- **What the task requires**
Omit every picture, then give all the entries again exactly.

-- Start of Data for processing --

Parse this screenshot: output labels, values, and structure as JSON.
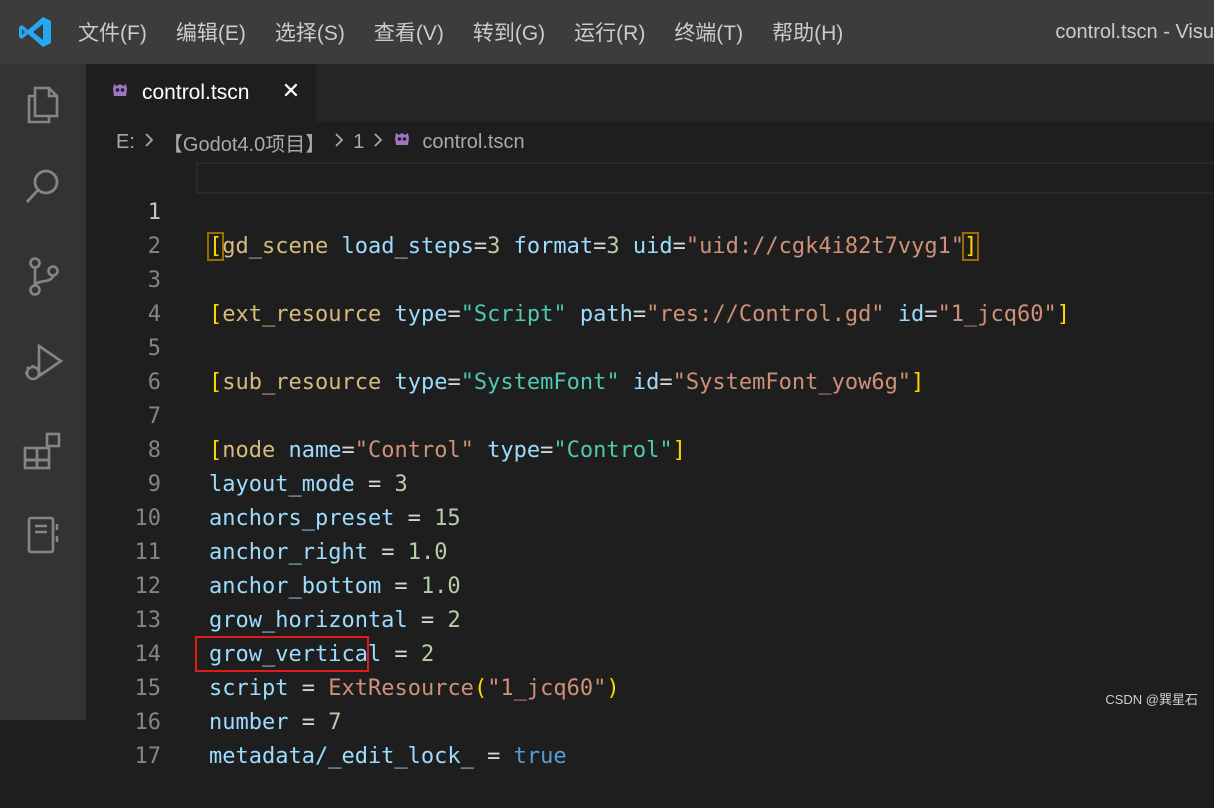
{
  "menu": [
    "文件(F)",
    "编辑(E)",
    "选择(S)",
    "查看(V)",
    "转到(G)",
    "运行(R)",
    "终端(T)",
    "帮助(H)"
  ],
  "window_title": "control.tscn - Visu",
  "activity_icons": [
    "explorer-icon",
    "search-icon",
    "source-control-icon",
    "run-debug-icon",
    "extensions-icon",
    "notebook-icon"
  ],
  "tab": {
    "label": "control.tscn",
    "close": "✕"
  },
  "breadcrumb": {
    "drive": "E:",
    "folder": "【Godot4.0项目】",
    "subfolder": "1",
    "file": "control.tscn"
  },
  "lines": [
    {
      "n": "1"
    },
    {
      "n": "2"
    },
    {
      "n": "3"
    },
    {
      "n": "4"
    },
    {
      "n": "5"
    },
    {
      "n": "6"
    },
    {
      "n": "7"
    },
    {
      "n": "8"
    },
    {
      "n": "9"
    },
    {
      "n": "10"
    },
    {
      "n": "11"
    },
    {
      "n": "12"
    },
    {
      "n": "13"
    },
    {
      "n": "14"
    },
    {
      "n": "15"
    },
    {
      "n": "16"
    },
    {
      "n": "17"
    }
  ],
  "code": {
    "l1": {
      "tag": "gd_scene",
      "a1": "load_steps",
      "v1": "3",
      "a2": "format",
      "v2": "3",
      "a3": "uid",
      "v3": "\"uid://cgk4i82t7vyg1\""
    },
    "l3": {
      "tag": "ext_resource",
      "a1": "type",
      "v1": "\"Script\"",
      "a2": "path",
      "v2": "\"res://Control.gd\"",
      "a3": "id",
      "v3": "\"1_jcq60\""
    },
    "l5": {
      "tag": "sub_resource",
      "a1": "type",
      "v1": "\"SystemFont\"",
      "a2": "id",
      "v2": "\"SystemFont_yow6g\""
    },
    "l7": {
      "tag": "node",
      "a1": "name",
      "v1": "\"Control\"",
      "a2": "type",
      "v2": "\"Control\""
    },
    "l8": {
      "k": "layout_mode",
      "v": "3"
    },
    "l9": {
      "k": "anchors_preset",
      "v": "15"
    },
    "l10": {
      "k": "anchor_right",
      "v": "1.0"
    },
    "l11": {
      "k": "anchor_bottom",
      "v": "1.0"
    },
    "l12": {
      "k": "grow_horizontal",
      "v": "2"
    },
    "l13": {
      "k": "grow_vertical",
      "v": "2"
    },
    "l14": {
      "k": "script",
      "f": "ExtResource",
      "arg": "\"1_jcq60\""
    },
    "l15": {
      "k": "number",
      "v": "7"
    },
    "l16": {
      "k": "metadata/_edit_lock_",
      "v": "true"
    }
  },
  "watermark": "CSDN @巽星石",
  "colors": {
    "highlight": "#e01b1b",
    "accent": "#0078d4"
  }
}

-- End of Data for processing --

- **Task answer**
Parse this screenshot: output labels, values, and structure as JSON.
{
  "menu": [
    "文件(F)",
    "编辑(E)",
    "选择(S)",
    "查看(V)",
    "转到(G)",
    "运行(R)",
    "终端(T)",
    "帮助(H)"
  ],
  "window_title": "control.tscn - Visu",
  "activity_icons": [
    "explorer-icon",
    "search-icon",
    "source-control-icon",
    "run-debug-icon",
    "extensions-icon",
    "notebook-icon"
  ],
  "tab": {
    "label": "control.tscn",
    "close": "✕"
  },
  "breadcrumb": {
    "drive": "E:",
    "folder": "【Godot4.0项目】",
    "subfolder": "1",
    "file": "control.tscn"
  },
  "lines": [
    {
      "n": "1"
    },
    {
      "n": "2"
    },
    {
      "n": "3"
    },
    {
      "n": "4"
    },
    {
      "n": "5"
    },
    {
      "n": "6"
    },
    {
      "n": "7"
    },
    {
      "n": "8"
    },
    {
      "n": "9"
    },
    {
      "n": "10"
    },
    {
      "n": "11"
    },
    {
      "n": "12"
    },
    {
      "n": "13"
    },
    {
      "n": "14"
    },
    {
      "n": "15"
    },
    {
      "n": "16"
    },
    {
      "n": "17"
    }
  ],
  "code": {
    "l1": {
      "tag": "gd_scene",
      "a1": "load_steps",
      "v1": "3",
      "a2": "format",
      "v2": "3",
      "a3": "uid",
      "v3": "\"uid://cgk4i82t7vyg1\""
    },
    "l3": {
      "tag": "ext_resource",
      "a1": "type",
      "v1": "\"Script\"",
      "a2": "path",
      "v2": "\"res://Control.gd\"",
      "a3": "id",
      "v3": "\"1_jcq60\""
    },
    "l5": {
      "tag": "sub_resource",
      "a1": "type",
      "v1": "\"SystemFont\"",
      "a2": "id",
      "v2": "\"SystemFont_yow6g\""
    },
    "l7": {
      "tag": "node",
      "a1": "name",
      "v1": "\"Control\"",
      "a2": "type",
      "v2": "\"Control\""
    },
    "l8": {
      "k": "layout_mode",
      "v": "3"
    },
    "l9": {
      "k": "anchors_preset",
      "v": "15"
    },
    "l10": {
      "k": "anchor_right",
      "v": "1.0"
    },
    "l11": {
      "k": "anchor_bottom",
      "v": "1.0"
    },
    "l12": {
      "k": "grow_horizontal",
      "v": "2"
    },
    "l13": {
      "k": "grow_vertical",
      "v": "2"
    },
    "l14": {
      "k": "script",
      "f": "ExtResource",
      "arg": "\"1_jcq60\""
    },
    "l15": {
      "k": "number",
      "v": "7"
    },
    "l16": {
      "k": "metadata/_edit_lock_",
      "v": "true"
    }
  },
  "watermark": "CSDN @巽星石",
  "colors": {
    "highlight": "#e01b1b",
    "accent": "#0078d4"
  }
}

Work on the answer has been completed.